Count the lines below that contain the word "sécurité" and give only that number.

[Dataset entries]
---+---

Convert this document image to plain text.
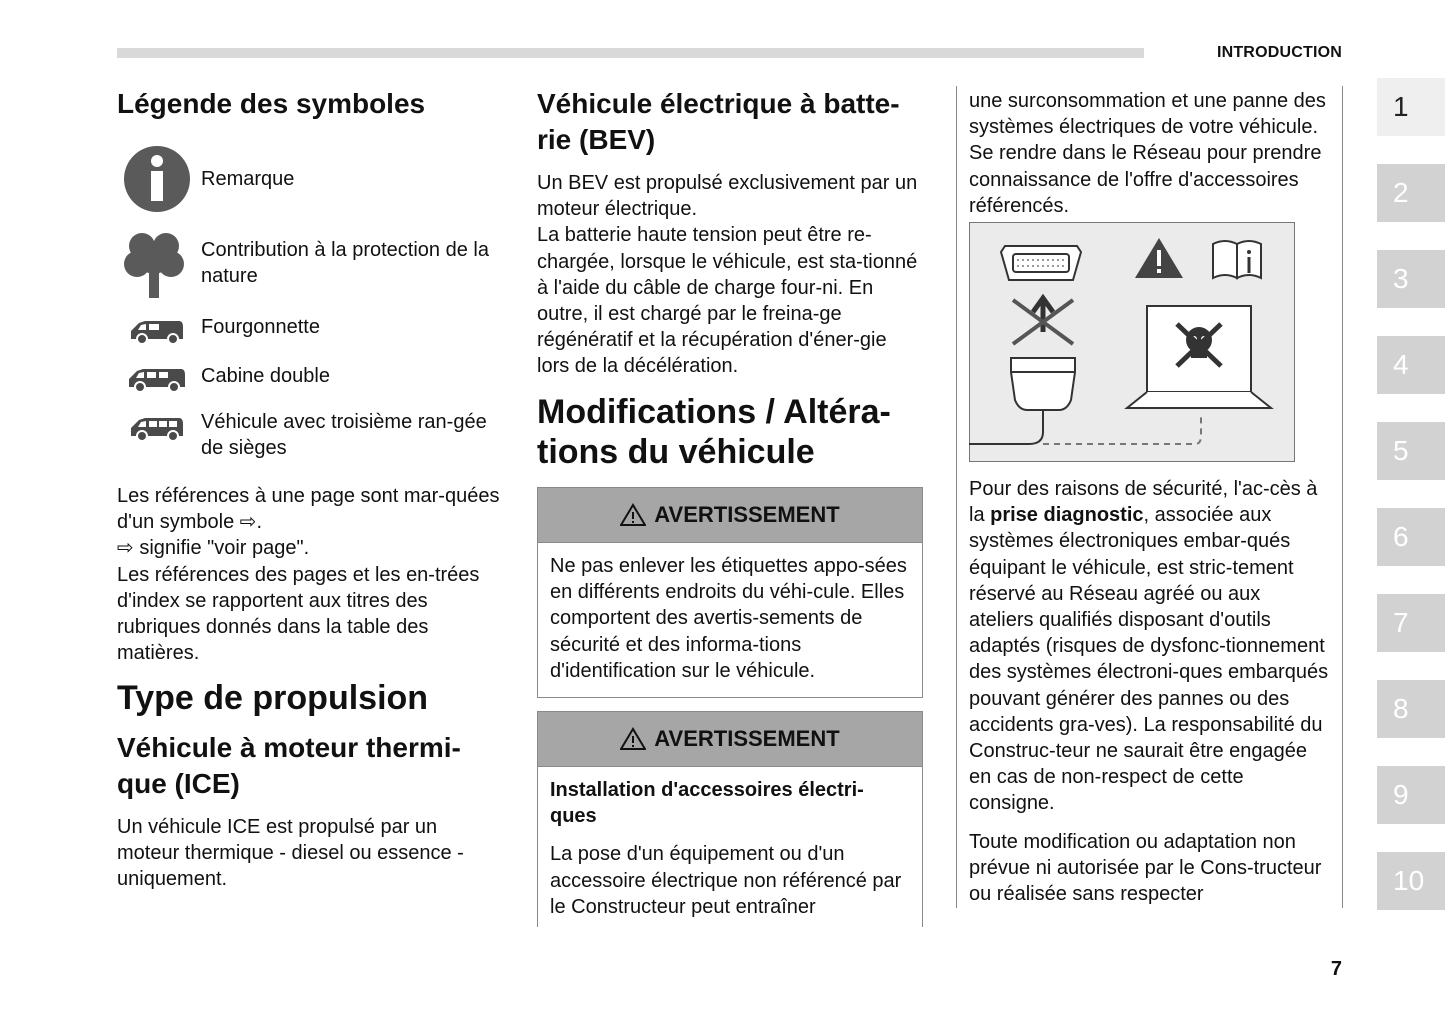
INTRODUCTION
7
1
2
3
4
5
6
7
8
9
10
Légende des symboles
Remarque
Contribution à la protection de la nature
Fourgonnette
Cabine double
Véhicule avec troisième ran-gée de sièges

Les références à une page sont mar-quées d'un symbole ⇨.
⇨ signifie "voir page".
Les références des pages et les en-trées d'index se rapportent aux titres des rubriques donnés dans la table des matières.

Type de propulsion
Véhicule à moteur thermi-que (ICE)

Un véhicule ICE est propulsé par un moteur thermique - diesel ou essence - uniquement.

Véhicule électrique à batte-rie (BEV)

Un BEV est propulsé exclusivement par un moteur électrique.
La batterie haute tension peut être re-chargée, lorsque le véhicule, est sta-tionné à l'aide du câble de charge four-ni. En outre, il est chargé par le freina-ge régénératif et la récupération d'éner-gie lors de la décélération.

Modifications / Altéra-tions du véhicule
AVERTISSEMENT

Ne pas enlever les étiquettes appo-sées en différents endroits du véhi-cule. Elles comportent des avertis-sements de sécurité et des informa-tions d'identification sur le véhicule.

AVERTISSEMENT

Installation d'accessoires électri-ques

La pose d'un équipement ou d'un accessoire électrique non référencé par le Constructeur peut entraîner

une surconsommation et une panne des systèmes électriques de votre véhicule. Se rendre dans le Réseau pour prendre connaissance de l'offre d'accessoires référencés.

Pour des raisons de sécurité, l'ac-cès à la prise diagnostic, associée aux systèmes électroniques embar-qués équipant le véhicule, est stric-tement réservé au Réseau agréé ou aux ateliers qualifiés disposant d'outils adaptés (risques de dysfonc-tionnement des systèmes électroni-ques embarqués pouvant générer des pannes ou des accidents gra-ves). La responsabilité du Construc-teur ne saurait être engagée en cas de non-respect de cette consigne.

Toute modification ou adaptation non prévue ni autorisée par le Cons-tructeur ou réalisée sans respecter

---+---

Final result
2